Task goal
Only the number is needed: how many lines contain the word "background"?

Extracted information
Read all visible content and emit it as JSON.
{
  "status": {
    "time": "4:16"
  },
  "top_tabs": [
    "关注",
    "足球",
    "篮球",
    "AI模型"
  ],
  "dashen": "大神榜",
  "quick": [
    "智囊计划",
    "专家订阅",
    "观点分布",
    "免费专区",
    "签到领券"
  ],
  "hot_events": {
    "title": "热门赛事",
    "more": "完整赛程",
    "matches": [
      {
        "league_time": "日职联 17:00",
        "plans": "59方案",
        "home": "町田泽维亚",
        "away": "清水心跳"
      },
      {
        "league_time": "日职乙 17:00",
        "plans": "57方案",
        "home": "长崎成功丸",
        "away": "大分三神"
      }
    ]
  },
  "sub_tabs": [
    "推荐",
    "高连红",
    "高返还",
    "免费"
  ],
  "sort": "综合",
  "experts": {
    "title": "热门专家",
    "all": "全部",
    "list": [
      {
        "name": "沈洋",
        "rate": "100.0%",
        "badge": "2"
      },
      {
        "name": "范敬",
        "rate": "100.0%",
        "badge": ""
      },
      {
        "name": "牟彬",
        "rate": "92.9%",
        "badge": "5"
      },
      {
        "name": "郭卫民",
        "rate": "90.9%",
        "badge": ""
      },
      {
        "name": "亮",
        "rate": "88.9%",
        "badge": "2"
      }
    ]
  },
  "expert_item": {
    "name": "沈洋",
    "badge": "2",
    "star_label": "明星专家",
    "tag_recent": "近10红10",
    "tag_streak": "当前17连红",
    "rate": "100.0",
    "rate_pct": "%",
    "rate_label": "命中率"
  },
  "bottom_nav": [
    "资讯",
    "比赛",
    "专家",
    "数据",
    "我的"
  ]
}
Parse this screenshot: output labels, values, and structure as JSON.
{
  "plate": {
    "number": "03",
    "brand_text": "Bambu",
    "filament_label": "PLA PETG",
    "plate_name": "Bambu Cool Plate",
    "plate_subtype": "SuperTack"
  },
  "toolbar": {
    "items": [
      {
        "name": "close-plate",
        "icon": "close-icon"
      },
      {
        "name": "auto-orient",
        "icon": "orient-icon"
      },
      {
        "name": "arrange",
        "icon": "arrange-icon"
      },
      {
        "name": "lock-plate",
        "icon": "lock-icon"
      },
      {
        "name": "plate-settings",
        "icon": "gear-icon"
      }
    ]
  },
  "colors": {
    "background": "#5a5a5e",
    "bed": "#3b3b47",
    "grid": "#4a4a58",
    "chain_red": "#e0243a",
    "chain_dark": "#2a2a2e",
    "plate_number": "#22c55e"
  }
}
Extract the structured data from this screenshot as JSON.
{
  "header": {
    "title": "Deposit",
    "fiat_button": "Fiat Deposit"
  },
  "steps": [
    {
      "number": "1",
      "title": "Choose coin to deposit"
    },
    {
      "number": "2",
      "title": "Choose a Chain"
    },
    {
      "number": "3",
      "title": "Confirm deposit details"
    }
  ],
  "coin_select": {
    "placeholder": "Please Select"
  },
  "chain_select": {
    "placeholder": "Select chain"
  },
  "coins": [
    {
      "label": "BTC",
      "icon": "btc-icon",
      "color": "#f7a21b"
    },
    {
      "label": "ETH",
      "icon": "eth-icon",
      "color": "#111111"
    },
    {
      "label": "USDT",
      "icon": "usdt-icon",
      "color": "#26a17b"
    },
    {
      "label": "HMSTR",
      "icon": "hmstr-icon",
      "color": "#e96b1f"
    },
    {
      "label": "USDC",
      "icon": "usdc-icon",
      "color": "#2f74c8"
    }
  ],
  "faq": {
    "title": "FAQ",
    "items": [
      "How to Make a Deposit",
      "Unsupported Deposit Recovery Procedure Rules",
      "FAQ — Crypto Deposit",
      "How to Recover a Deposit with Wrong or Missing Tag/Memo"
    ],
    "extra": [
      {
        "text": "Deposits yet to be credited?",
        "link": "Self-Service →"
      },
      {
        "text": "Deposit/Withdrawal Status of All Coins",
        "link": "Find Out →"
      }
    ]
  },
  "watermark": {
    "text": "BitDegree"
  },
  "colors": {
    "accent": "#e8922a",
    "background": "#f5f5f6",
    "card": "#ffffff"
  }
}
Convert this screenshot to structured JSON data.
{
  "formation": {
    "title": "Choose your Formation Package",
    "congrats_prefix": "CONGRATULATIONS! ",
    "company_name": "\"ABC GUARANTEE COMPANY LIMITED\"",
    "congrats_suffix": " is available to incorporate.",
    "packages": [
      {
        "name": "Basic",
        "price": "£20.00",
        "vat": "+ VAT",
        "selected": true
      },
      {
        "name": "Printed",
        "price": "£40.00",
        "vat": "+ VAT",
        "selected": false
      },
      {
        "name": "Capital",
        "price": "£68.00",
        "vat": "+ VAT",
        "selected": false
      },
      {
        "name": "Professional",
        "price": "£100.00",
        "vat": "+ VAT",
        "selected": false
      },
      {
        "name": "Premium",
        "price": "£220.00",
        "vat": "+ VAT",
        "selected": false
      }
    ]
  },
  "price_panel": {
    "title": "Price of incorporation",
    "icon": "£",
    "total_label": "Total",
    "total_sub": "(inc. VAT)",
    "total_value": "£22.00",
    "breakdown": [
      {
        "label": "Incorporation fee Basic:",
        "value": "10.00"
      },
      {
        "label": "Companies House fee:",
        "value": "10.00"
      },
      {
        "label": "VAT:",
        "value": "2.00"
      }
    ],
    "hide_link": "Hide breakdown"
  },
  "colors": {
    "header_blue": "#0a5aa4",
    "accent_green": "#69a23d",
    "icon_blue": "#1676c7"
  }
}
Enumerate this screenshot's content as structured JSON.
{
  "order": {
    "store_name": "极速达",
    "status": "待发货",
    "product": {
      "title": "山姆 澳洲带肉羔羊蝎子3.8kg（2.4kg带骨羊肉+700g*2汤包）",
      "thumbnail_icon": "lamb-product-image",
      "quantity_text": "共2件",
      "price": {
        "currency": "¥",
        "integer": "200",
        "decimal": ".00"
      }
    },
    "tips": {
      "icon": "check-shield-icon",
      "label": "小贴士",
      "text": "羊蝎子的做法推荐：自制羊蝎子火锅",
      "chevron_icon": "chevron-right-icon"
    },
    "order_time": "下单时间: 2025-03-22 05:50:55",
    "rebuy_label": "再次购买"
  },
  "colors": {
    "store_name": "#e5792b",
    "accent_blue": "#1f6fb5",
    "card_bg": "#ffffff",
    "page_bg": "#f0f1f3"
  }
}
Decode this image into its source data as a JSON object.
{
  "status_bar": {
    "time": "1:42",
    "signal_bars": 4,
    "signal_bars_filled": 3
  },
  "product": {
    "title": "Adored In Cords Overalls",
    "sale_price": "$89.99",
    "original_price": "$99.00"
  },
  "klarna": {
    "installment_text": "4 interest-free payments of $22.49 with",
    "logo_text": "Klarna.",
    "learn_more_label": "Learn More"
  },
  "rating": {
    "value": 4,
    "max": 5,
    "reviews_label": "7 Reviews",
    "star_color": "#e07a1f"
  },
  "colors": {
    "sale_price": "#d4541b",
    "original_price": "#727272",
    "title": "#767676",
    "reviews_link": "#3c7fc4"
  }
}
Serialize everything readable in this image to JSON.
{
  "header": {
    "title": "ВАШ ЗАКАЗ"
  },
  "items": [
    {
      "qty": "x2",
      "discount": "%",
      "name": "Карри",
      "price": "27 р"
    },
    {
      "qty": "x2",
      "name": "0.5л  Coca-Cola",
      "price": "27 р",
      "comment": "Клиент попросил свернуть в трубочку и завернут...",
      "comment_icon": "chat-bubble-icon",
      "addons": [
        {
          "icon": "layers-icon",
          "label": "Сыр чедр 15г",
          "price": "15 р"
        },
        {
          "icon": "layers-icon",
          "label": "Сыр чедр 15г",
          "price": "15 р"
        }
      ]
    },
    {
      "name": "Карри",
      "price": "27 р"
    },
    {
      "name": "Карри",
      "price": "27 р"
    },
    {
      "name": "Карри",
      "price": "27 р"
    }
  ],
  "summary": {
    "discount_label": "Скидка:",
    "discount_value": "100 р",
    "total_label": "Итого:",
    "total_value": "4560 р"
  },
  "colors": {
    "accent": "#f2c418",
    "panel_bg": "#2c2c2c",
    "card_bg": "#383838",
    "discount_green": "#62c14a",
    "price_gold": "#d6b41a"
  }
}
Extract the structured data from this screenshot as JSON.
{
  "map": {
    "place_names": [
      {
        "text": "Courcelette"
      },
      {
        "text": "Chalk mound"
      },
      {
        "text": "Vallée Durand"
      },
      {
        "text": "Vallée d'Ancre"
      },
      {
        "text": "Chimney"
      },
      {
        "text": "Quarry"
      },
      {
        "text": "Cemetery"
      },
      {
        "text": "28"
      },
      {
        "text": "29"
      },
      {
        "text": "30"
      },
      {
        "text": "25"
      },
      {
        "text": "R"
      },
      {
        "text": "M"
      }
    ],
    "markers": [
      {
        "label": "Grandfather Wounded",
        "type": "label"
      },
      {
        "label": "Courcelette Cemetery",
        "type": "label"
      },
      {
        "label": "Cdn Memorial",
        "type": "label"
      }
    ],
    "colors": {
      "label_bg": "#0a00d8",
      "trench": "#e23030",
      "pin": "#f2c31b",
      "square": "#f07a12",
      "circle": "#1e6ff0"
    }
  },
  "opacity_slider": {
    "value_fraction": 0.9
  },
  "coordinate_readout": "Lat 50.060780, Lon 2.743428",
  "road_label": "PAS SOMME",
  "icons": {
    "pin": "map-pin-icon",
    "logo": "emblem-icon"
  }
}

Reply
2